§ **JOB**
Pictures aside, repeat every entry exactly.

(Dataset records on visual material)
<<<<

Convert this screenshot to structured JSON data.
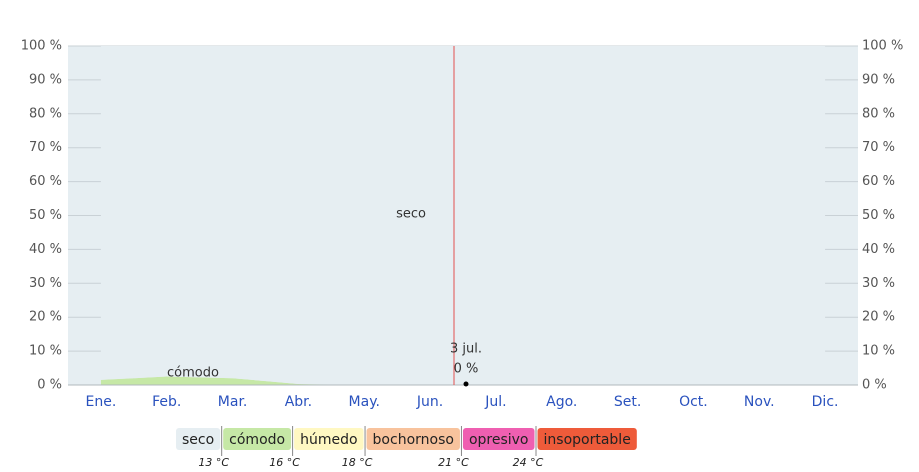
{
  "chart_data": {
    "type": "area",
    "categories": [
      "Ene.",
      "Feb.",
      "Mar.",
      "Abr.",
      "May.",
      "Jun.",
      "Jul.",
      "Ago.",
      "Set.",
      "Oct.",
      "Nov.",
      "Dic."
    ],
    "series": [
      {
        "name": "seco",
        "color": "#e6eef2",
        "values": [
          98.5,
          97.5,
          98,
          99.7,
          100,
          100,
          100,
          100,
          100,
          100,
          100,
          100
        ]
      },
      {
        "name": "cómodo",
        "color": "#c6e8a6",
        "values": [
          1.5,
          2.5,
          2,
          0.3,
          0,
          0,
          0,
          0,
          0,
          0,
          0,
          0
        ]
      },
      {
        "name": "húmedo",
        "color": "#fff8c2",
        "values": [
          0,
          0,
          0,
          0,
          0,
          0,
          0,
          0,
          0,
          0,
          0,
          0
        ]
      },
      {
        "name": "bochornoso",
        "color": "#f8c39d",
        "values": [
          0,
          0,
          0,
          0,
          0,
          0,
          0,
          0,
          0,
          0,
          0,
          0
        ]
      },
      {
        "name": "opresivo",
        "color": "#ef5fb1",
        "values": [
          0,
          0,
          0,
          0,
          0,
          0,
          0,
          0,
          0,
          0,
          0,
          0
        ]
      },
      {
        "name": "insoportable",
        "color": "#ee5b3a",
        "values": [
          0,
          0,
          0,
          0,
          0,
          0,
          0,
          0,
          0,
          0,
          0,
          0
        ]
      }
    ],
    "area_labels": [
      "seco",
      "cómodo"
    ],
    "ylim": [
      0,
      100
    ],
    "yticks": [
      {
        "value": 0,
        "label": "0 %"
      },
      {
        "value": 10,
        "label": "10 %"
      },
      {
        "value": 20,
        "label": "20 %"
      },
      {
        "value": 30,
        "label": "30 %"
      },
      {
        "value": 40,
        "label": "40 %"
      },
      {
        "value": 50,
        "label": "50 %"
      },
      {
        "value": 60,
        "label": "60 %"
      },
      {
        "value": 70,
        "label": "70 %"
      },
      {
        "value": 80,
        "label": "80 %"
      },
      {
        "value": 90,
        "label": "90 %"
      },
      {
        "value": 100,
        "label": "100 %"
      }
    ],
    "grid": true,
    "annotation": {
      "date": "3 jul.",
      "value": 0,
      "value_label": "0 %"
    },
    "thresholds": [
      {
        "value": 13,
        "label": "13 °C"
      },
      {
        "value": 16,
        "label": "16 °C"
      },
      {
        "value": 18,
        "label": "18 °C"
      },
      {
        "value": 21,
        "label": "21 °C"
      },
      {
        "value": 24,
        "label": "24 °C"
      }
    ]
  }
}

>>>>

§ **FINAL RESULT**
Convert this screenshot to structured JSON data.
{
  "chart_data": {
    "type": "area",
    "categories": [
      "Ene.",
      "Feb.",
      "Mar.",
      "Abr.",
      "May.",
      "Jun.",
      "Jul.",
      "Ago.",
      "Set.",
      "Oct.",
      "Nov.",
      "Dic."
    ],
    "series": [
      {
        "name": "seco",
        "color": "#e6eef2",
        "values": [
          98.5,
          97.5,
          98,
          99.7,
          100,
          100,
          100,
          100,
          100,
          100,
          100,
          100
        ]
      },
      {
        "name": "cómodo",
        "color": "#c6e8a6",
        "values": [
          1.5,
          2.5,
          2,
          0.3,
          0,
          0,
          0,
          0,
          0,
          0,
          0,
          0
        ]
      },
      {
        "name": "húmedo",
        "color": "#fff8c2",
        "values": [
          0,
          0,
          0,
          0,
          0,
          0,
          0,
          0,
          0,
          0,
          0,
          0
        ]
      },
      {
        "name": "bochornoso",
        "color": "#f8c39d",
        "values": [
          0,
          0,
          0,
          0,
          0,
          0,
          0,
          0,
          0,
          0,
          0,
          0
        ]
      },
      {
        "name": "opresivo",
        "color": "#ef5fb1",
        "values": [
          0,
          0,
          0,
          0,
          0,
          0,
          0,
          0,
          0,
          0,
          0,
          0
        ]
      },
      {
        "name": "insoportable",
        "color": "#ee5b3a",
        "values": [
          0,
          0,
          0,
          0,
          0,
          0,
          0,
          0,
          0,
          0,
          0,
          0
        ]
      }
    ],
    "area_labels": [
      "seco",
      "cómodo"
    ],
    "ylim": [
      0,
      100
    ],
    "yticks": [
      {
        "value": 0,
        "label": "0 %"
      },
      {
        "value": 10,
        "label": "10 %"
      },
      {
        "value": 20,
        "label": "20 %"
      },
      {
        "value": 30,
        "label": "30 %"
      },
      {
        "value": 40,
        "label": "40 %"
      },
      {
        "value": 50,
        "label": "50 %"
      },
      {
        "value": 60,
        "label": "60 %"
      },
      {
        "value": 70,
        "label": "70 %"
      },
      {
        "value": 80,
        "label": "80 %"
      },
      {
        "value": 90,
        "label": "90 %"
      },
      {
        "value": 100,
        "label": "100 %"
      }
    ],
    "grid": true,
    "annotation": {
      "date": "3 jul.",
      "value": 0,
      "value_label": "0 %"
    },
    "thresholds": [
      {
        "value": 13,
        "label": "13 °C"
      },
      {
        "value": 16,
        "label": "16 °C"
      },
      {
        "value": 18,
        "label": "18 °C"
      },
      {
        "value": 21,
        "label": "21 °C"
      },
      {
        "value": 24,
        "label": "24 °C"
      }
    ]
  }
}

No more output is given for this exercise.